**RECORDED INFORMATION:**
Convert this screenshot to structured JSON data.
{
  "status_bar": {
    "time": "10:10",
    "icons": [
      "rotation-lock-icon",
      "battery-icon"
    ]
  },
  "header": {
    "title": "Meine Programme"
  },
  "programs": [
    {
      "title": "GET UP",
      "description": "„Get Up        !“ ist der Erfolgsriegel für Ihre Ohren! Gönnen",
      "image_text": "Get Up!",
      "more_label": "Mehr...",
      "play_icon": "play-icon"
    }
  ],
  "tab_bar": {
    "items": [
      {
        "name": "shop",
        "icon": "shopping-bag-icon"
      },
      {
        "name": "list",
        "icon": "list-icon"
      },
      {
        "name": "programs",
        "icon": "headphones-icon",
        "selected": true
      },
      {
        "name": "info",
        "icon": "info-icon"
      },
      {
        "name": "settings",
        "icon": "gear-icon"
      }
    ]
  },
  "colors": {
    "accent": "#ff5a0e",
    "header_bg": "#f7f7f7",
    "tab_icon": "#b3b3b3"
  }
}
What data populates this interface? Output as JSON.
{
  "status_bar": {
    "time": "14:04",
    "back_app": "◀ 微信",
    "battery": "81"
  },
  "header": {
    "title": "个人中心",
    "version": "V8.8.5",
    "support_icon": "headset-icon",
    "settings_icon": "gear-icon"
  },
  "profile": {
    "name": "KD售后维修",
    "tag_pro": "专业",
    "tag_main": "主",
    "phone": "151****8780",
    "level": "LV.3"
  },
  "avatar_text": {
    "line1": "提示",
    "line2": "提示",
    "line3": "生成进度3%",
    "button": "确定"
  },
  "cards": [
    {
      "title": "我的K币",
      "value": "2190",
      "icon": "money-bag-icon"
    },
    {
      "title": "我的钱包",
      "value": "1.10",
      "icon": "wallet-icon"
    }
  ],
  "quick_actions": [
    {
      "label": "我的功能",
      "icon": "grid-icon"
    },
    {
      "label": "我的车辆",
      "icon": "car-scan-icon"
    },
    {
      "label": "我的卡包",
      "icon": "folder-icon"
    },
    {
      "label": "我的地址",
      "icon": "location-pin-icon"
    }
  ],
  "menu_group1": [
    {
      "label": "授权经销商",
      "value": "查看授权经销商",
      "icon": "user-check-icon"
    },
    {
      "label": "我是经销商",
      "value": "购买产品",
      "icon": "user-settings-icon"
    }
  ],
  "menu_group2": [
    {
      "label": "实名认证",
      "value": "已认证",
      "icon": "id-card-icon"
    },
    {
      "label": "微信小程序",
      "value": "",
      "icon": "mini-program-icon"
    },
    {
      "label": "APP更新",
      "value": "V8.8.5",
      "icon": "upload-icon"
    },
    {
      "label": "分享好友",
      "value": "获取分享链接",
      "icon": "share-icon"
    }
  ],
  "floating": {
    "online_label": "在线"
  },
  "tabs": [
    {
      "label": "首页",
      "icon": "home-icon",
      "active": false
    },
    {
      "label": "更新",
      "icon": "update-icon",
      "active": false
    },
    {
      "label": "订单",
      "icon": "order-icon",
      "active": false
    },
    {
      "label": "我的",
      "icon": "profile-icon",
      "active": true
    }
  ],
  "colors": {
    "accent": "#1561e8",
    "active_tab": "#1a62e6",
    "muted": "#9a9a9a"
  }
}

**WHAT THE TASK ASKS:** Each line of the material must be restated exactly.

**THE SOLUTION:**
Convert this screenshot to structured JSON data.
{
  "status_bar": {
    "time": "10:10",
    "icons": [
      "rotation-lock-icon",
      "battery-icon"
    ]
  },
  "header": {
    "title": "Meine Programme"
  },
  "programs": [
    {
      "title": "GET UP",
      "description": "„Get Up        !“ ist der Erfolgsriegel für Ihre Ohren! Gönnen",
      "image_text": "Get Up!",
      "more_label": "Mehr...",
      "play_icon": "play-icon"
    }
  ],
  "tab_bar": {
    "items": [
      {
        "name": "shop",
        "icon": "shopping-bag-icon"
      },
      {
        "name": "list",
        "icon": "list-icon"
      },
      {
        "name": "programs",
        "icon": "headphones-icon",
        "selected": true
      },
      {
        "name": "info",
        "icon": "info-icon"
      },
      {
        "name": "settings",
        "icon": "gear-icon"
      }
    ]
  },
  "colors": {
    "accent": "#ff5a0e",
    "header_bg": "#f7f7f7",
    "tab_icon": "#b3b3b3"
  }
}
What data populates this interface? Output as JSON.
{
  "status_bar": {
    "time": "14:04",
    "back_app": "◀ 微信",
    "battery": "81"
  },
  "header": {
    "title": "个人中心",
    "version": "V8.8.5",
    "support_icon": "headset-icon",
    "settings_icon": "gear-icon"
  },
  "profile": {
    "name": "KD售后维修",
    "tag_pro": "专业",
    "tag_main": "主",
    "phone": "151****8780",
    "level": "LV.3"
  },
  "avatar_text": {
    "line1": "提示",
    "line2": "提示",
    "line3": "生成进度3%",
    "button": "确定"
  },
  "cards": [
    {
      "title": "我的K币",
      "value": "2190",
      "icon": "money-bag-icon"
    },
    {
      "title": "我的钱包",
      "value": "1.10",
      "icon": "wallet-icon"
    }
  ],
  "quick_actions": [
    {
      "label": "我的功能",
      "icon": "grid-icon"
    },
    {
      "label": "我的车辆",
      "icon": "car-scan-icon"
    },
    {
      "label": "我的卡包",
      "icon": "folder-icon"
    },
    {
      "label": "我的地址",
      "icon": "location-pin-icon"
    }
  ],
  "menu_group1": [
    {
      "label": "授权经销商",
      "value": "查看授权经销商",
      "icon": "user-check-icon"
    },
    {
      "label": "我是经销商",
      "value": "购买产品",
      "icon": "user-settings-icon"
    }
  ],
  "menu_group2": [
    {
      "label": "实名认证",
      "value": "已认证",
      "icon": "id-card-icon"
    },
    {
      "label": "微信小程序",
      "value": "",
      "icon": "mini-program-icon"
    },
    {
      "label": "APP更新",
      "value": "V8.8.5",
      "icon": "upload-icon"
    },
    {
      "label": "分享好友",
      "value": "获取分享链接",
      "icon": "share-icon"
    }
  ],
  "floating": {
    "online_label": "在线"
  },
  "tabs": [
    {
      "label": "首页",
      "icon": "home-icon",
      "active": false
    },
    {
      "label": "更新",
      "icon": "update-icon",
      "active": false
    },
    {
      "label": "订单",
      "icon": "order-icon",
      "active": false
    },
    {
      "label": "我的",
      "icon": "profile-icon",
      "active": true
    }
  ],
  "colors": {
    "accent": "#1561e8",
    "active_tab": "#1a62e6",
    "muted": "#9a9a9a"
  }
}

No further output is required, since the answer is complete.